▶ STATED GOAL: Output the data below in full, character for character.

# START OF EXERCISE MATERIAL

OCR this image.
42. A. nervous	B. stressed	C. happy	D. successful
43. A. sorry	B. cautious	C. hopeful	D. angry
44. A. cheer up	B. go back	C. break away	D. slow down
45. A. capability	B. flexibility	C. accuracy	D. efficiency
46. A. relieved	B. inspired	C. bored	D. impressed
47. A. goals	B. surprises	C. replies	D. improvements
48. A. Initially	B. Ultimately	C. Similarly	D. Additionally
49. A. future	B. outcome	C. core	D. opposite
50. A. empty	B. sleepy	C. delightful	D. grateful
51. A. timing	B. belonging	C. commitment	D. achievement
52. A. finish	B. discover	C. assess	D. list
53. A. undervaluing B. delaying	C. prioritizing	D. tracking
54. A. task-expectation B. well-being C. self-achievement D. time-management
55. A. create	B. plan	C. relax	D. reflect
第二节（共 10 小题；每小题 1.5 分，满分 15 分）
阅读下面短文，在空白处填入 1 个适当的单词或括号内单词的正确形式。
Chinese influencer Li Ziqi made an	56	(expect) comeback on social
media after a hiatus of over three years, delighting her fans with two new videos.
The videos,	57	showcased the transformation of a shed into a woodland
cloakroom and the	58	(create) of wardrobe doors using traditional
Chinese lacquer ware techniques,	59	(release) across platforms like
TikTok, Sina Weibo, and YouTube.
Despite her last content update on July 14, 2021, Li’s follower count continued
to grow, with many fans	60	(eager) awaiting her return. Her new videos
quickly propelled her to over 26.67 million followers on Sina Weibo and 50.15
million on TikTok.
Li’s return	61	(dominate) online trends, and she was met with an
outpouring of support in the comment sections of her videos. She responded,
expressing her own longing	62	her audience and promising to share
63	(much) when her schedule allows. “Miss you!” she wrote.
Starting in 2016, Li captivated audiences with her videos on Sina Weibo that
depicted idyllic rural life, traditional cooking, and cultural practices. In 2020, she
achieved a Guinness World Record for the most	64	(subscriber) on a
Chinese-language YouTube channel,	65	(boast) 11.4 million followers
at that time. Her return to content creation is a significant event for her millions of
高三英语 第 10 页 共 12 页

# END OF EXERCISE MATERIAL

▶ FINISHED EXERCISE:
OCR this image.
42. A. nervous	B. stressed	C. happy	D. successful
43. A. sorry	B. cautious	C. hopeful	D. angry
44. A. cheer up	B. go back	C. break away	D. slow down
45. A. capability	B. flexibility	C. accuracy	D. efficiency
46. A. relieved	B. inspired	C. bored	D. impressed
47. A. goals	B. surprises	C. replies	D. improvements
48. A. Initially	B. Ultimately	C. Similarly	D. Additionally
49. A. future	B. outcome	C. core	D. opposite
50. A. empty	B. sleepy	C. delightful	D. grateful
51. A. timing	B. belonging	C. commitment	D. achievement
52. A. finish	B. discover	C. assess	D. list
53. A. undervaluing B. delaying	C. prioritizing	D. tracking
54. A. task-expectation B. well-being C. self-achievement D. time-management
55. A. create	B. plan	C. relax	D. reflect
第二节（共 10 小题；每小题 1.5 分，满分 15 分）
阅读下面短文，在空白处填入 1 个适当的单词或括号内单词的正确形式。
Chinese influencer Li Ziqi made an	56	(expect) comeback on social
media after a hiatus of over three years, delighting her fans with two new videos.
The videos,	57	showcased the transformation of a shed into a woodland
cloakroom and the	58	(create) of wardrobe doors using traditional
Chinese lacquer ware techniques,	59	(release) across platforms like
TikTok, Sina Weibo, and YouTube.
Despite her last content update on July 14, 2021, Li’s follower count continued
to grow, with many fans	60	(eager) awaiting her return. Her new videos
quickly propelled her to over 26.67 million followers on Sina Weibo and 50.15
million on TikTok.
Li’s return	61	(dominate) online trends, and she was met with an
outpouring of support in the comment sections of her videos. She responded,
expressing her own longing	62	her audience and promising to share
63	(much) when her schedule allows. “Miss you!” she wrote.
Starting in 2016, Li captivated audiences with her videos on Sina Weibo that
depicted idyllic rural life, traditional cooking, and cultural practices. In 2020, she
achieved a Guinness World Record for the most	64	(subscriber) on a
Chinese-language YouTube channel,	65	(boast) 11.4 million followers
at that time. Her return to content creation is a significant event for her millions of
高三英语 第 10 页 共 12 页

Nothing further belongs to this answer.